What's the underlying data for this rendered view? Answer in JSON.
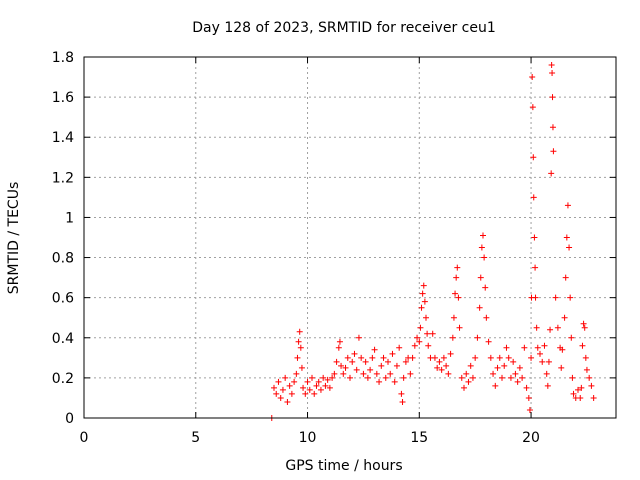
{
  "chart_data": {
    "type": "scatter",
    "title": "Day 128 of 2023, SRMTID for receiver ceu1",
    "xlabel": "GPS time / hours",
    "ylabel": "SRMTID / TECUs",
    "xlim": [
      0,
      23.8
    ],
    "ylim": [
      0,
      1.8
    ],
    "xticks": [
      0,
      5,
      10,
      15,
      20
    ],
    "xtick_labels": [
      "0",
      "5",
      "10",
      "15",
      "20"
    ],
    "yticks": [
      0,
      0.2,
      0.4,
      0.6,
      0.8,
      1.0,
      1.2,
      1.4,
      1.6,
      1.8
    ],
    "ytick_labels": [
      "0",
      "0.2",
      "0.4",
      "0.6",
      "0.8",
      "1",
      "1.2",
      "1.4",
      "1.6",
      "1.8"
    ],
    "grid": true,
    "marker": "+",
    "color": "#ff0000",
    "series": [
      {
        "name": "SRMTID",
        "points": [
          [
            8.4,
            0.0
          ],
          [
            8.5,
            0.15
          ],
          [
            8.6,
            0.12
          ],
          [
            8.7,
            0.18
          ],
          [
            8.8,
            0.1
          ],
          [
            8.9,
            0.14
          ],
          [
            9.0,
            0.2
          ],
          [
            9.1,
            0.08
          ],
          [
            9.2,
            0.16
          ],
          [
            9.3,
            0.12
          ],
          [
            9.4,
            0.18
          ],
          [
            9.5,
            0.22
          ],
          [
            9.55,
            0.3
          ],
          [
            9.6,
            0.38
          ],
          [
            9.65,
            0.43
          ],
          [
            9.7,
            0.35
          ],
          [
            9.75,
            0.25
          ],
          [
            9.8,
            0.15
          ],
          [
            9.9,
            0.12
          ],
          [
            10.0,
            0.18
          ],
          [
            10.1,
            0.14
          ],
          [
            10.2,
            0.2
          ],
          [
            10.3,
            0.12
          ],
          [
            10.4,
            0.16
          ],
          [
            10.5,
            0.18
          ],
          [
            10.6,
            0.14
          ],
          [
            10.7,
            0.2
          ],
          [
            10.8,
            0.16
          ],
          [
            10.9,
            0.19
          ],
          [
            11.0,
            0.15
          ],
          [
            11.1,
            0.2
          ],
          [
            11.2,
            0.22
          ],
          [
            11.3,
            0.28
          ],
          [
            11.4,
            0.35
          ],
          [
            11.45,
            0.38
          ],
          [
            11.5,
            0.26
          ],
          [
            11.6,
            0.22
          ],
          [
            11.7,
            0.25
          ],
          [
            11.8,
            0.3
          ],
          [
            11.9,
            0.2
          ],
          [
            12.0,
            0.28
          ],
          [
            12.1,
            0.32
          ],
          [
            12.2,
            0.24
          ],
          [
            12.3,
            0.4
          ],
          [
            12.4,
            0.3
          ],
          [
            12.5,
            0.22
          ],
          [
            12.6,
            0.28
          ],
          [
            12.7,
            0.2
          ],
          [
            12.8,
            0.24
          ],
          [
            12.9,
            0.3
          ],
          [
            13.0,
            0.34
          ],
          [
            13.1,
            0.22
          ],
          [
            13.2,
            0.18
          ],
          [
            13.3,
            0.26
          ],
          [
            13.4,
            0.3
          ],
          [
            13.5,
            0.2
          ],
          [
            13.6,
            0.28
          ],
          [
            13.7,
            0.22
          ],
          [
            13.8,
            0.32
          ],
          [
            13.9,
            0.18
          ],
          [
            14.0,
            0.26
          ],
          [
            14.1,
            0.35
          ],
          [
            14.2,
            0.12
          ],
          [
            14.25,
            0.08
          ],
          [
            14.3,
            0.2
          ],
          [
            14.4,
            0.28
          ],
          [
            14.5,
            0.3
          ],
          [
            14.6,
            0.22
          ],
          [
            14.7,
            0.3
          ],
          [
            14.8,
            0.36
          ],
          [
            14.9,
            0.4
          ],
          [
            15.0,
            0.38
          ],
          [
            15.05,
            0.45
          ],
          [
            15.1,
            0.55
          ],
          [
            15.15,
            0.62
          ],
          [
            15.2,
            0.66
          ],
          [
            15.25,
            0.58
          ],
          [
            15.3,
            0.5
          ],
          [
            15.35,
            0.42
          ],
          [
            15.4,
            0.36
          ],
          [
            15.5,
            0.3
          ],
          [
            15.6,
            0.42
          ],
          [
            15.7,
            0.3
          ],
          [
            15.8,
            0.25
          ],
          [
            15.9,
            0.28
          ],
          [
            16.0,
            0.24
          ],
          [
            16.1,
            0.3
          ],
          [
            16.2,
            0.26
          ],
          [
            16.3,
            0.22
          ],
          [
            16.4,
            0.32
          ],
          [
            16.5,
            0.4
          ],
          [
            16.55,
            0.5
          ],
          [
            16.6,
            0.62
          ],
          [
            16.65,
            0.7
          ],
          [
            16.7,
            0.75
          ],
          [
            16.75,
            0.6
          ],
          [
            16.8,
            0.45
          ],
          [
            16.9,
            0.2
          ],
          [
            17.0,
            0.15
          ],
          [
            17.1,
            0.22
          ],
          [
            17.2,
            0.18
          ],
          [
            17.3,
            0.26
          ],
          [
            17.4,
            0.2
          ],
          [
            17.5,
            0.3
          ],
          [
            17.6,
            0.4
          ],
          [
            17.7,
            0.55
          ],
          [
            17.75,
            0.7
          ],
          [
            17.8,
            0.85
          ],
          [
            17.85,
            0.91
          ],
          [
            17.9,
            0.8
          ],
          [
            17.95,
            0.65
          ],
          [
            18.0,
            0.5
          ],
          [
            18.1,
            0.38
          ],
          [
            18.2,
            0.3
          ],
          [
            18.3,
            0.22
          ],
          [
            18.4,
            0.16
          ],
          [
            18.5,
            0.25
          ],
          [
            18.6,
            0.3
          ],
          [
            18.7,
            0.2
          ],
          [
            18.8,
            0.26
          ],
          [
            18.9,
            0.35
          ],
          [
            19.0,
            0.3
          ],
          [
            19.1,
            0.2
          ],
          [
            19.2,
            0.28
          ],
          [
            19.3,
            0.22
          ],
          [
            19.4,
            0.18
          ],
          [
            19.5,
            0.25
          ],
          [
            19.6,
            0.2
          ],
          [
            19.7,
            0.35
          ],
          [
            19.8,
            0.15
          ],
          [
            19.9,
            0.1
          ],
          [
            19.95,
            0.04
          ],
          [
            20.0,
            0.3
          ],
          [
            20.02,
            0.6
          ],
          [
            20.05,
            1.7
          ],
          [
            20.08,
            1.55
          ],
          [
            20.1,
            1.3
          ],
          [
            20.12,
            1.1
          ],
          [
            20.15,
            0.9
          ],
          [
            20.18,
            0.75
          ],
          [
            20.2,
            0.6
          ],
          [
            20.25,
            0.45
          ],
          [
            20.3,
            0.35
          ],
          [
            20.4,
            0.32
          ],
          [
            20.5,
            0.28
          ],
          [
            20.6,
            0.36
          ],
          [
            20.7,
            0.22
          ],
          [
            20.75,
            0.16
          ],
          [
            20.8,
            0.28
          ],
          [
            20.85,
            0.44
          ],
          [
            20.9,
            1.22
          ],
          [
            20.92,
            1.76
          ],
          [
            20.94,
            1.72
          ],
          [
            20.96,
            1.6
          ],
          [
            20.98,
            1.45
          ],
          [
            21.0,
            1.33
          ],
          [
            21.1,
            0.6
          ],
          [
            21.2,
            0.45
          ],
          [
            21.3,
            0.35
          ],
          [
            21.35,
            0.25
          ],
          [
            21.4,
            0.34
          ],
          [
            21.5,
            0.5
          ],
          [
            21.55,
            0.7
          ],
          [
            21.6,
            0.9
          ],
          [
            21.65,
            1.06
          ],
          [
            21.7,
            0.85
          ],
          [
            21.75,
            0.6
          ],
          [
            21.8,
            0.4
          ],
          [
            21.85,
            0.2
          ],
          [
            21.9,
            0.12
          ],
          [
            22.0,
            0.1
          ],
          [
            22.1,
            0.14
          ],
          [
            22.2,
            0.1
          ],
          [
            22.25,
            0.15
          ],
          [
            22.3,
            0.36
          ],
          [
            22.35,
            0.47
          ],
          [
            22.4,
            0.45
          ],
          [
            22.45,
            0.3
          ],
          [
            22.5,
            0.24
          ],
          [
            22.6,
            0.2
          ],
          [
            22.7,
            0.16
          ],
          [
            22.8,
            0.1
          ]
        ]
      }
    ]
  }
}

- [Given request]:
Gather each line from the entries above that includes the word "SRMTID".

- [Result of the task]:
    "title": "Day 128 of 2023, SRMTID for receiver ceu1",
    "ylabel": "SRMTID / TECUs",
        "name": "SRMTID",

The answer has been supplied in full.